* [DATA SHOWN]
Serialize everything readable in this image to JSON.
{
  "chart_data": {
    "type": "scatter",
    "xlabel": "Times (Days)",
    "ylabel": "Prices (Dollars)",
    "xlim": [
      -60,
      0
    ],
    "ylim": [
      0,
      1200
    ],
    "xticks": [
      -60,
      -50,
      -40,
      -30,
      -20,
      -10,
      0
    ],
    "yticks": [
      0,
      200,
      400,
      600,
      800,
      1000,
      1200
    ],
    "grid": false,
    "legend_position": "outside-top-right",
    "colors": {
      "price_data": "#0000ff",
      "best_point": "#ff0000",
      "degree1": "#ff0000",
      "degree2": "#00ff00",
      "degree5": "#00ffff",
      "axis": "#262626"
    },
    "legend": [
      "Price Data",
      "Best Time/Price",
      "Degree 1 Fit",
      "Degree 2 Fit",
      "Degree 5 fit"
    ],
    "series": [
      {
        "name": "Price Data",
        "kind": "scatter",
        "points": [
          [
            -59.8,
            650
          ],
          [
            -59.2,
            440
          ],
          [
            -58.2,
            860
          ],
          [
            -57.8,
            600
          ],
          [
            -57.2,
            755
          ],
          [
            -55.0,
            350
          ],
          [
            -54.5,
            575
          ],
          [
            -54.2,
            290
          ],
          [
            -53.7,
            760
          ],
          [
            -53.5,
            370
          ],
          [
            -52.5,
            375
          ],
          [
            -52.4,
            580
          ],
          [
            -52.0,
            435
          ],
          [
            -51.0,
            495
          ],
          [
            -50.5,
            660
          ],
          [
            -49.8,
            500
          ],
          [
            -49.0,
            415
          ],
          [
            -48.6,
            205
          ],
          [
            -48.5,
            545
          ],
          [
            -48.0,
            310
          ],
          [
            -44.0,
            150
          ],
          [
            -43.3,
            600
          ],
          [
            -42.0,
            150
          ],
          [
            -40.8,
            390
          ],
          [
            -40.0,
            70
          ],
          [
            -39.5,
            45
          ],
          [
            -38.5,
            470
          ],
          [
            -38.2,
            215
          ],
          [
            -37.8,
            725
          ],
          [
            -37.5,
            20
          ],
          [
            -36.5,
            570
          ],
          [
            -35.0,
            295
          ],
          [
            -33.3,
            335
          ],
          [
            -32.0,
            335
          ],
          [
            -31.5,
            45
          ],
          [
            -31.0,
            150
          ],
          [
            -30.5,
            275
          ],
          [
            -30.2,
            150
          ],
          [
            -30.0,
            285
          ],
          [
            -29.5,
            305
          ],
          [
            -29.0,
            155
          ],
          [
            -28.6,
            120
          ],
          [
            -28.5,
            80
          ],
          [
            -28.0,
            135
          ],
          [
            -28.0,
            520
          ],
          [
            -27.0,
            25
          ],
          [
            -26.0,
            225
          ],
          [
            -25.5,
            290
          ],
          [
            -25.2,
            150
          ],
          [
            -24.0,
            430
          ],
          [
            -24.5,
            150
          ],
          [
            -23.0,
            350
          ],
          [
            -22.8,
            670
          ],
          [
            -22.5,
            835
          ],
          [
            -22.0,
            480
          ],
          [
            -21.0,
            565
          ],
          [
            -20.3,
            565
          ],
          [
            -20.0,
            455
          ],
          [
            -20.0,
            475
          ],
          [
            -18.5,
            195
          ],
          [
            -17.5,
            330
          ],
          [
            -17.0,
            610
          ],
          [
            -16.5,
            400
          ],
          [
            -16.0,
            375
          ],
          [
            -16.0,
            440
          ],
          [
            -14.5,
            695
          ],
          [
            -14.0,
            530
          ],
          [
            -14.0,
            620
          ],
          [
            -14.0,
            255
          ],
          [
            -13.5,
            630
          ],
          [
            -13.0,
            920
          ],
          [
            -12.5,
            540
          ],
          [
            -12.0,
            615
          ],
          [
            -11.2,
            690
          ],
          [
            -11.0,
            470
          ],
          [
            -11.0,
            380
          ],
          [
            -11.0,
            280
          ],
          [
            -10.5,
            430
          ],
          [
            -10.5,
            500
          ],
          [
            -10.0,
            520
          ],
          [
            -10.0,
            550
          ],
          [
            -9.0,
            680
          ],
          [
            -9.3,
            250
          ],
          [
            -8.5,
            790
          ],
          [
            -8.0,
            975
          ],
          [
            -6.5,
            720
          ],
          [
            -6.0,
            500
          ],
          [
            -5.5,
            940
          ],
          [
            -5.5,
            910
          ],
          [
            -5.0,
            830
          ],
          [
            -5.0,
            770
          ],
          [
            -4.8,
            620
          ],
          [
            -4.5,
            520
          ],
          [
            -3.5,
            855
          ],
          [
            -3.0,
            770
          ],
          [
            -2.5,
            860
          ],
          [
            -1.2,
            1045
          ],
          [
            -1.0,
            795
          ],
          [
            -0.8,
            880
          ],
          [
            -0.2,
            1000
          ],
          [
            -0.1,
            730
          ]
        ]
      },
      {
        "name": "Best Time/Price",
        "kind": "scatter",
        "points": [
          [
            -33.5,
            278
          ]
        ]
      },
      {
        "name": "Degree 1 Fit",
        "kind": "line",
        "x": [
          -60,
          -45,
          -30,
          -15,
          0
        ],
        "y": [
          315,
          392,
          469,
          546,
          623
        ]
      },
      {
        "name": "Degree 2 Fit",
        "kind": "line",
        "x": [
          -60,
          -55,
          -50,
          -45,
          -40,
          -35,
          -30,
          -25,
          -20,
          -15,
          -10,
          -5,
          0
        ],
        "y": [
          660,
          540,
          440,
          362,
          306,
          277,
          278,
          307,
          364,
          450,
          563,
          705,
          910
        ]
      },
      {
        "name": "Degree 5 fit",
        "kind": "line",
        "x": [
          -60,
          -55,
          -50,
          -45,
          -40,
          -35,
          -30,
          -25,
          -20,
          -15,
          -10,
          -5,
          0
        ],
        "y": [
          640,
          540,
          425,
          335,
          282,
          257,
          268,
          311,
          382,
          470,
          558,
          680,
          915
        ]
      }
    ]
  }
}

* [EXERCISE OBJECTIVE]
Quote all of the entries exactly as they appear.

* [RESPONSE FOR THIS EXERCISE]
Serialize everything readable in this image to JSON.
{
  "chart_data": {
    "type": "scatter",
    "xlabel": "Times (Days)",
    "ylabel": "Prices (Dollars)",
    "xlim": [
      -60,
      0
    ],
    "ylim": [
      0,
      1200
    ],
    "xticks": [
      -60,
      -50,
      -40,
      -30,
      -20,
      -10,
      0
    ],
    "yticks": [
      0,
      200,
      400,
      600,
      800,
      1000,
      1200
    ],
    "grid": false,
    "legend_position": "outside-top-right",
    "colors": {
      "price_data": "#0000ff",
      "best_point": "#ff0000",
      "degree1": "#ff0000",
      "degree2": "#00ff00",
      "degree5": "#00ffff",
      "axis": "#262626"
    },
    "legend": [
      "Price Data",
      "Best Time/Price",
      "Degree 1 Fit",
      "Degree 2 Fit",
      "Degree 5 fit"
    ],
    "series": [
      {
        "name": "Price Data",
        "kind": "scatter",
        "points": [
          [
            -59.8,
            650
          ],
          [
            -59.2,
            440
          ],
          [
            -58.2,
            860
          ],
          [
            -57.8,
            600
          ],
          [
            -57.2,
            755
          ],
          [
            -55.0,
            350
          ],
          [
            -54.5,
            575
          ],
          [
            -54.2,
            290
          ],
          [
            -53.7,
            760
          ],
          [
            -53.5,
            370
          ],
          [
            -52.5,
            375
          ],
          [
            -52.4,
            580
          ],
          [
            -52.0,
            435
          ],
          [
            -51.0,
            495
          ],
          [
            -50.5,
            660
          ],
          [
            -49.8,
            500
          ],
          [
            -49.0,
            415
          ],
          [
            -48.6,
            205
          ],
          [
            -48.5,
            545
          ],
          [
            -48.0,
            310
          ],
          [
            -44.0,
            150
          ],
          [
            -43.3,
            600
          ],
          [
            -42.0,
            150
          ],
          [
            -40.8,
            390
          ],
          [
            -40.0,
            70
          ],
          [
            -39.5,
            45
          ],
          [
            -38.5,
            470
          ],
          [
            -38.2,
            215
          ],
          [
            -37.8,
            725
          ],
          [
            -37.5,
            20
          ],
          [
            -36.5,
            570
          ],
          [
            -35.0,
            295
          ],
          [
            -33.3,
            335
          ],
          [
            -32.0,
            335
          ],
          [
            -31.5,
            45
          ],
          [
            -31.0,
            150
          ],
          [
            -30.5,
            275
          ],
          [
            -30.2,
            150
          ],
          [
            -30.0,
            285
          ],
          [
            -29.5,
            305
          ],
          [
            -29.0,
            155
          ],
          [
            -28.6,
            120
          ],
          [
            -28.5,
            80
          ],
          [
            -28.0,
            135
          ],
          [
            -28.0,
            520
          ],
          [
            -27.0,
            25
          ],
          [
            -26.0,
            225
          ],
          [
            -25.5,
            290
          ],
          [
            -25.2,
            150
          ],
          [
            -24.0,
            430
          ],
          [
            -24.5,
            150
          ],
          [
            -23.0,
            350
          ],
          [
            -22.8,
            670
          ],
          [
            -22.5,
            835
          ],
          [
            -22.0,
            480
          ],
          [
            -21.0,
            565
          ],
          [
            -20.3,
            565
          ],
          [
            -20.0,
            455
          ],
          [
            -20.0,
            475
          ],
          [
            -18.5,
            195
          ],
          [
            -17.5,
            330
          ],
          [
            -17.0,
            610
          ],
          [
            -16.5,
            400
          ],
          [
            -16.0,
            375
          ],
          [
            -16.0,
            440
          ],
          [
            -14.5,
            695
          ],
          [
            -14.0,
            530
          ],
          [
            -14.0,
            620
          ],
          [
            -14.0,
            255
          ],
          [
            -13.5,
            630
          ],
          [
            -13.0,
            920
          ],
          [
            -12.5,
            540
          ],
          [
            -12.0,
            615
          ],
          [
            -11.2,
            690
          ],
          [
            -11.0,
            470
          ],
          [
            -11.0,
            380
          ],
          [
            -11.0,
            280
          ],
          [
            -10.5,
            430
          ],
          [
            -10.5,
            500
          ],
          [
            -10.0,
            520
          ],
          [
            -10.0,
            550
          ],
          [
            -9.0,
            680
          ],
          [
            -9.3,
            250
          ],
          [
            -8.5,
            790
          ],
          [
            -8.0,
            975
          ],
          [
            -6.5,
            720
          ],
          [
            -6.0,
            500
          ],
          [
            -5.5,
            940
          ],
          [
            -5.5,
            910
          ],
          [
            -5.0,
            830
          ],
          [
            -5.0,
            770
          ],
          [
            -4.8,
            620
          ],
          [
            -4.5,
            520
          ],
          [
            -3.5,
            855
          ],
          [
            -3.0,
            770
          ],
          [
            -2.5,
            860
          ],
          [
            -1.2,
            1045
          ],
          [
            -1.0,
            795
          ],
          [
            -0.8,
            880
          ],
          [
            -0.2,
            1000
          ],
          [
            -0.1,
            730
          ]
        ]
      },
      {
        "name": "Best Time/Price",
        "kind": "scatter",
        "points": [
          [
            -33.5,
            278
          ]
        ]
      },
      {
        "name": "Degree 1 Fit",
        "kind": "line",
        "x": [
          -60,
          -45,
          -30,
          -15,
          0
        ],
        "y": [
          315,
          392,
          469,
          546,
          623
        ]
      },
      {
        "name": "Degree 2 Fit",
        "kind": "line",
        "x": [
          -60,
          -55,
          -50,
          -45,
          -40,
          -35,
          -30,
          -25,
          -20,
          -15,
          -10,
          -5,
          0
        ],
        "y": [
          660,
          540,
          440,
          362,
          306,
          277,
          278,
          307,
          364,
          450,
          563,
          705,
          910
        ]
      },
      {
        "name": "Degree 5 fit",
        "kind": "line",
        "x": [
          -60,
          -55,
          -50,
          -45,
          -40,
          -35,
          -30,
          -25,
          -20,
          -15,
          -10,
          -5,
          0
        ],
        "y": [
          640,
          540,
          425,
          335,
          282,
          257,
          268,
          311,
          382,
          470,
          558,
          680,
          915
        ]
      }
    ]
  }
}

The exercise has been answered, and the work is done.